[Start INPUT FOR THIS TASK]

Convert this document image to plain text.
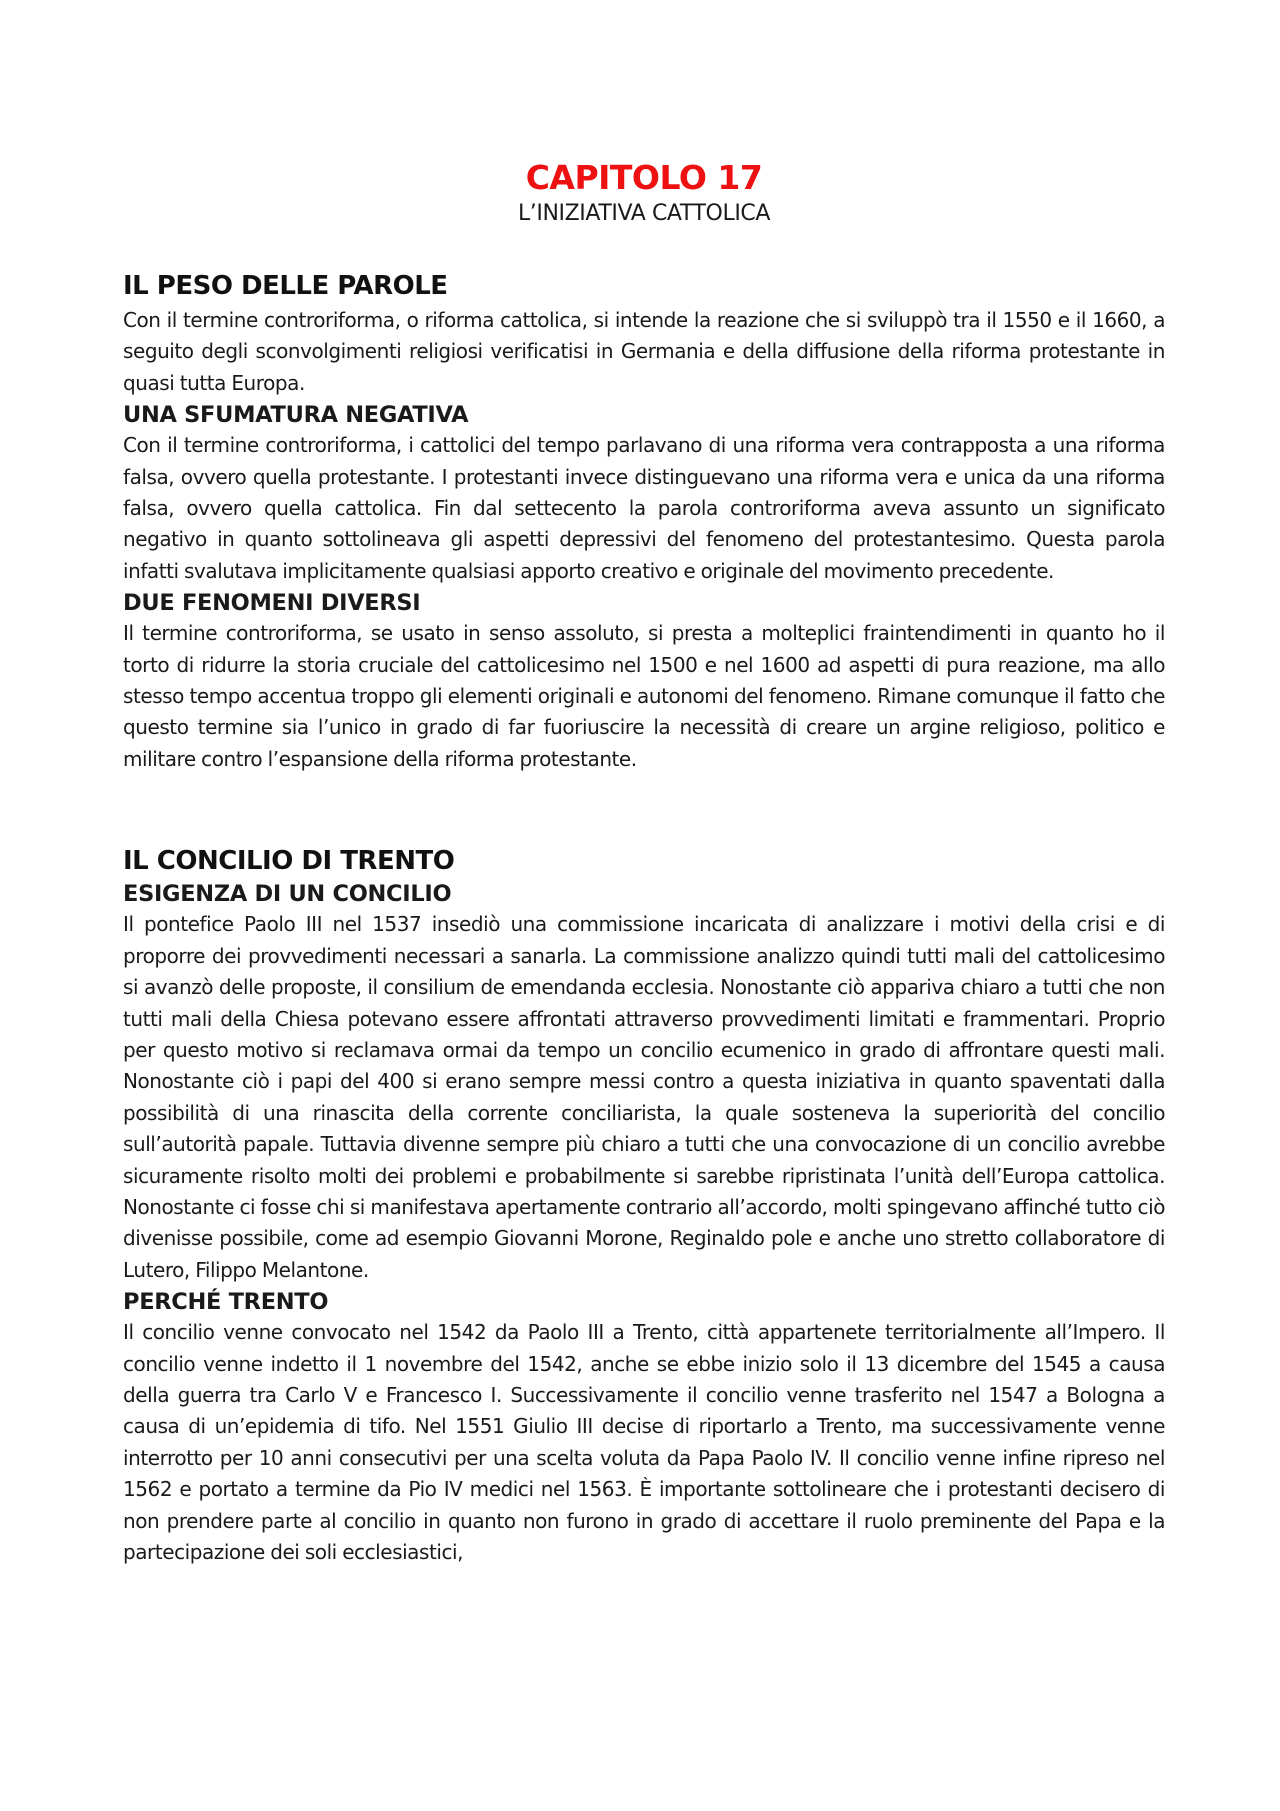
CAPITOLO 17
L’INIZIATIVA CATTOLICA
IL PESO DELLE PAROLE

Con il termine controriforma, o riforma cattolica, si intende la reazione che si sviluppò tra il 1550 e il 1660, a seguito degli sconvolgimenti religiosi verificatisi in Germania e della diffusione della riforma protestante in quasi tutta Europa.

UNA SFUMATURA NEGATIVA

Con il termine controriforma, i cattolici del tempo parlavano di una riforma vera contrapposta a una riforma falsa, ovvero quella protestante. I protestanti invece distinguevano una riforma vera e unica da una riforma falsa, ovvero quella cattolica. Fin dal settecento la parola controriforma aveva assunto un significato negativo in quanto sottolineava gli aspetti depressivi del fenomeno del protestantesimo. Questa parola infatti svalutava implicitamente qualsiasi apporto creativo e originale del movimento precedente.

DUE FENOMENI DIVERSI

Il termine controriforma, se usato in senso assoluto, si presta a molteplici fraintendimenti in quanto ho il torto di ridurre la storia cruciale del cattolicesimo nel 1500 e nel 1600 ad aspetti di pura reazione, ma allo stesso tempo accentua troppo gli elementi originali e autonomi del fenomeno. Rimane comunque il fatto che questo termine sia l’unico in grado di far fuoriuscire la necessità di creare un argine religioso, politico e militare contro l’espansione della riforma protestante.

IL CONCILIO DI TRENTO
ESIGENZA DI UN CONCILIO

Il pontefice Paolo III nel 1537 insediò una commissione incaricata di analizzare i motivi della crisi e di proporre dei provvedimenti necessari a sanarla. La commissione analizzo quindi tutti mali del cattolicesimo si avanzò delle proposte, il consilium de emendanda ecclesia. Nonostante ciò appariva chiaro a tutti che non tutti mali della Chiesa potevano essere affrontati attraverso provvedimenti limitati e frammentari. Proprio per questo motivo si reclamava ormai da tempo un concilio ecumenico in grado di affrontare questi mali. Nonostante ciò i papi del 400 si erano sempre messi contro a questa iniziativa in quanto spaventati dalla possibilità di una rinascita della corrente conciliarista, la quale sosteneva la superiorità del concilio sull’autorità papale. Tuttavia divenne sempre più chiaro a tutti che una convocazione di un concilio avrebbe sicuramente risolto molti dei problemi e probabilmente si sarebbe ripristinata l’unità dell’Europa cattolica. Nonostante ci fosse chi si manifestava apertamente contrario all’accordo, molti spingevano affinché tutto ciò divenisse possibile, come ad esempio Giovanni Morone, Reginaldo pole e anche uno stretto collaboratore di Lutero, Filippo Melantone.

PERCHÉ TRENTO

Il concilio venne convocato nel 1542 da Paolo III a Trento, città appartenete territorialmente all’Impero. Il concilio venne indetto il 1 novembre del 1542, anche se ebbe inizio solo il 13 dicembre del 1545 a causa della guerra tra Carlo V e Francesco I. Successivamente il concilio venne trasferito nel 1547 a Bologna a causa di un’epidemia di tifo. Nel 1551 Giulio III decise di riportarlo a Trento, ma successivamente venne interrotto per 10 anni consecutivi per una scelta voluta da Papa Paolo IV. Il concilio venne infine ripreso nel 1562 e portato a termine da Pio IV medici nel 1563. È importante sottolineare che i protestanti decisero di non prendere parte al concilio in quanto non furono in grado di accettare il ruolo preminente del Papa e la partecipazione dei soli ecclesiastici,
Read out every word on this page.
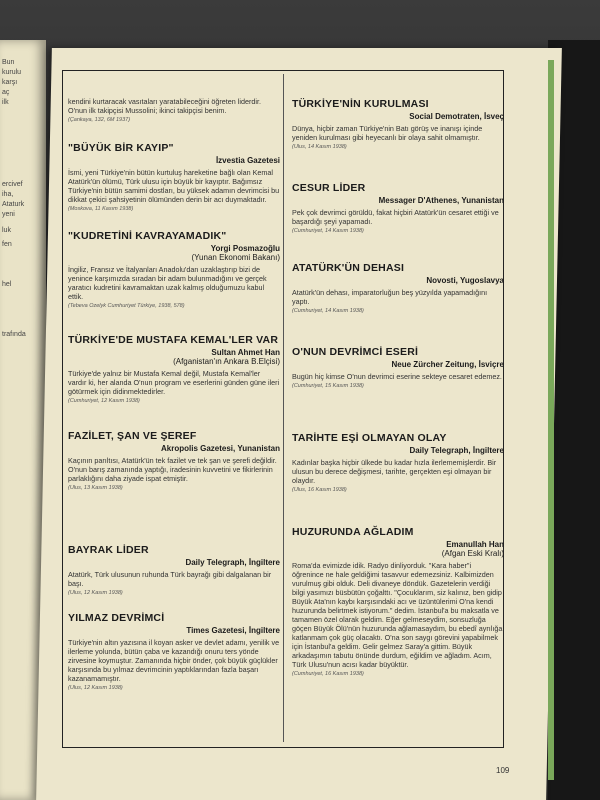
Bun
kurulu
karşı
aç
ilk
ercivef
iha,
Ataturk
yeni
luk
fen
hel
trafında
kendini kurtaracak vasıtaları yaratabileceğini öğreten liderdir. O'nun ilk takipçisi Mussolini; ikinci takipçisi benim.
(Çankaya, 132, 6M 1937)
"BÜYÜK BİR KAYIP"
İzvestia Gazetesi
İsmi, yeni Türkiye'nin bütün kurtuluş hareketine bağlı olan Kemal Atatürk'ün ölümü, Türk ulusu için büyük bir kayıptır. Bağımsız Türkiye'nin bütün samimi dostları, bu yüksek adamın devrimcisi bu dikkat çekici şahsiyetinin ölümünden derin bir acı duymaktadır.
(Moskova, 11 Kasım 1938)
"KUDRETİNİ KAVRAYAMADIK"
Yorgi Posmazoğlu
(Yunan Ekonomi Bakanı)
İngiliz, Fransız ve İtalyanları Anadolu'dan uzaklaştırıp bizi de yenince karşımızda sıradan bir adam bulunmadığını ve gerçek yaratıcı kudretini kavramaktan uzak kalmış olduğumuzu kabul ettik.
(Tebeva Ozelyk Cumhuriyet Türkiye, 1938, 578)
TÜRKİYE'DE MUSTAFA KEMAL'LER VAR
Sultan Ahmet Han
(Afganistan'ın Ankara B.Elçisi)
Türkiye'de yalnız bir Mustafa Kemal değil, Mustafa Kemal'ler vardır ki, her alanda O'nun program ve eserlerini günden güne ileri götürmek için didinmektedirler.
(Cumhuriyet, 12 Kasım 1938)
FAZİLET, ŞAN VE ŞEREF
Akropolis Gazetesi, Yunanistan
Kaçının parıltısı, Atatürk'ün tek fazilet ve tek şan ve şerefi değildir. O'nun barış zamanında yaptığı, iradesinin kuvvetini ve fikirlerinin parlaklığını daha ziyade ispat etmiştir.
(Ulus, 13 Kasım 1938)
BAYRAK LİDER
Daily Telegraph, İngiltere
Atatürk, Türk ulusunun ruhunda Türk bayrağı gibi dalgalanan bir başı.
(Ulus, 12 Kasım 1938)
YILMAZ DEVRİMCİ
Times Gazetesi, İngiltere
Türkiye'nin altın yazısına il koyan asker ve devlet adamı, yenilik ve ilerleme yolunda, bütün çaba ve kazandığı onuru ters yönde zirvesine koymuştur. Zamanında hiçbir önder, çok büyük güçlükler karşısında bu yılmaz devrimcinin yaptıklarından fazla başarı kazanamamıştır.
(Ulus, 12 Kasım 1938)
TÜRKİYE'NİN KURULMASI
Social Demotraten, İsveç
Dünya, hiçbir zaman Türkiye'nin Batı görüş ve inanışı içinde yeniden kurulması gibi heyecanlı bir olaya sahit olmamıştır.
(Ulus, 14 Kasım 1938)
CESUR LİDER
Messager D'Athenes, Yunanistan
Pek çok devrimci görüldü, fakat hiçbiri Atatürk'ün cesaret ettiği ve başardığı şeyi yapamadı.
(Cumhuriyet, 14 Kasım 1938)
ATATÜRK'ÜN DEHASI
Novosti, Yugoslavya
Atatürk'ün dehası, imparatorluğun beş yüzyılda yapamadığını yaptı.
(Cumhuriyet, 14 Kasım 1938)
O'NUN DEVRİMCİ ESERİ
Neue Zürcher Zeitung, İsviçre
Bugün hiç kimse O'nun devrimci eserine sekteye cesaret edemez.
(Cumhuriyet, 15 Kasım 1938)
TARİHTE EŞİ OLMAYAN OLAY
Daily Telegraph, İngiltere
Kadınlar başka hiçbir ülkede bu kadar hızla ilerlememişlerdir. Bir ulusun bu derece değişmesi, tarihte, gerçekten eşi olmayan bir olaydır.
(Ulus, 16 Kasım 1938)
HUZURUNDA AĞLADIM
Emanullah Han
(Afgan Eski Kralı)
Roma'da evimizde idik. Radyo dinliyorduk. "Kara haber"i öğrenince ne hale geldiğimi tasavvur edemezsiniz. Kalbimizden vurulmuş gibi olduk. Deli divaneye döndük. Gazetelerin verdiği bilgi yasımızı büsbütün çoğalttı. "Çocuklarım, siz kalınız, ben gidip Büyük Ata'nın kaybı karşısındaki acı ve üzüntülerimi O'na kendi huzurunda belirtmek istiyorum." dedim. İstanbul'a bu maksatla ve tamamen özel olarak geldim. Eğer gelmeseydim, sonsuzluğa göçen Büyük Ölü'nün huzurunda ağlamasaydım, bu ebedî ayrılığa katlanmam çok güç olacaktı. O'na son saygı görevini yapabilmek için İstanbul'a geldim. Gelir gelmez Saray'a gittim. Büyük arkadaşımın tabutu önünde durdum, eğildim ve ağladım. Acım, Türk Ulusu'nun acısı kadar büyüktür.
(Cumhuriyet, 16 Kasım 1938)
109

[End INPUT FOR THIS TASK]

> EXERCISE GOAL: From the listing above, copy every line that includes the word "Kasım".

> COMPLETED EXERCISE:
(Moskova, 11 Kasım 1938)
(Cumhuriyet, 12 Kasım 1938)
(Ulus, 13 Kasım 1938)
(Ulus, 12 Kasım 1938)
(Ulus, 12 Kasım 1938)
(Ulus, 14 Kasım 1938)
(Cumhuriyet, 14 Kasım 1938)
(Cumhuriyet, 14 Kasım 1938)
(Cumhuriyet, 15 Kasım 1938)
(Ulus, 16 Kasım 1938)
(Cumhuriyet, 16 Kasım 1938)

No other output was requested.